No todos hemos estado a la altura. Por eso, también se han convertido en siete días de prometernos que no olvidaremos a quienes murieron sin un homenaje, quienes dejan a familias sin su soporte, mantendremos viva la memoria de las mujeres trabajadoras de la maquila que murieron por la impunidad y de cualquier otro que muestra la corrupción con la que operan las delegaciones, las inmobiliarias, la política y todo criminal en este país. No vamos a olvidar ni dejaremos de denunciar a quienes cambiaron unos centavos por años de vidas sin el menor reparo. Hoy en especial, a tres años de ausencia de justicia con los estudiantes, las madres y padres de la Normal de Ayotzinapa es que es preciso ejercitar la memoria como país. No me queda duda de que aquí se juega el futuro.
Pero también ha sido tiempo de aprender. Durante este trayecto la solidaridad del mundo nos hace recordar que no somos tan distintos después de todo. Que tenemos lazos de hermandad con países lejanos, pero siempre prestos a ayudarnos. Con estos países aprendimos que en Sumatra una vida duele como en Fukuoka, Puerto Príncipe o Juchitán.
Se ha llenado de calor el corazón con la ayuda que vino desde donde no esperábamos. Vimos cómo esas amistades que se habían encerrado en su casa salieron al encuentro; fuimos testigos que quien tenía miedo buscó en las calles a alguien más para ser una multitud activa; y no fueron pocos los testimonios de quien había perdido la fe en el país, sus jóvenes o su humanidad y se confesó sorprendido por los millones de gestos que jamás creyó posibles.
Siete días de llenar de nuevo nuestra admiración por quien vive a nuestro lado. Siete días de no poder de dejar de pronunciar “gracias, qué orgullo, quédate a mi lado, México”. Siete días que, anhelo, se conviertan en una muestra de lo que podemos hacer cuando el corazón se vuelve el centro de nuestra brújula.

*LÍNEAS PROPORCIONADAS*.
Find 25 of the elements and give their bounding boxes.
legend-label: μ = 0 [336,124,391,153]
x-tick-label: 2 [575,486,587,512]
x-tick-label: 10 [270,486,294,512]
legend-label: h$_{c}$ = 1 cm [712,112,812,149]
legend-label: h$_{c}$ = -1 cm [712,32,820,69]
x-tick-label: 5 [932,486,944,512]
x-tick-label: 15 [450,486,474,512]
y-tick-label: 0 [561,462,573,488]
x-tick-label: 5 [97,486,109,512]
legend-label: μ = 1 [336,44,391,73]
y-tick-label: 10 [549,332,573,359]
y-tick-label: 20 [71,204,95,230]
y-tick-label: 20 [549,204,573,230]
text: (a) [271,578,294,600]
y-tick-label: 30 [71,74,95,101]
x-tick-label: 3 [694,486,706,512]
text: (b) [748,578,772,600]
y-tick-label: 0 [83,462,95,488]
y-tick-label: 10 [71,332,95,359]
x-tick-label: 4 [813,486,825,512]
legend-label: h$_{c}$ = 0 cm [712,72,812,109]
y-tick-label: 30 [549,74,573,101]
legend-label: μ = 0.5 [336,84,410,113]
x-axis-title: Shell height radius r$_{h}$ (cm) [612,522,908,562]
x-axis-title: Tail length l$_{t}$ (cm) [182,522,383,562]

*ENUNCIADO DEL EJERCICIO*.
En el texto sobre los siete días de solidaridad, anota los lugares que aparecen en la oración que empieza con «Con estos países aprendimos».

*RESULTADO DEL EJERCICIO*.
Sumatra, Fukuoka, Puerto Príncipe, Juchitán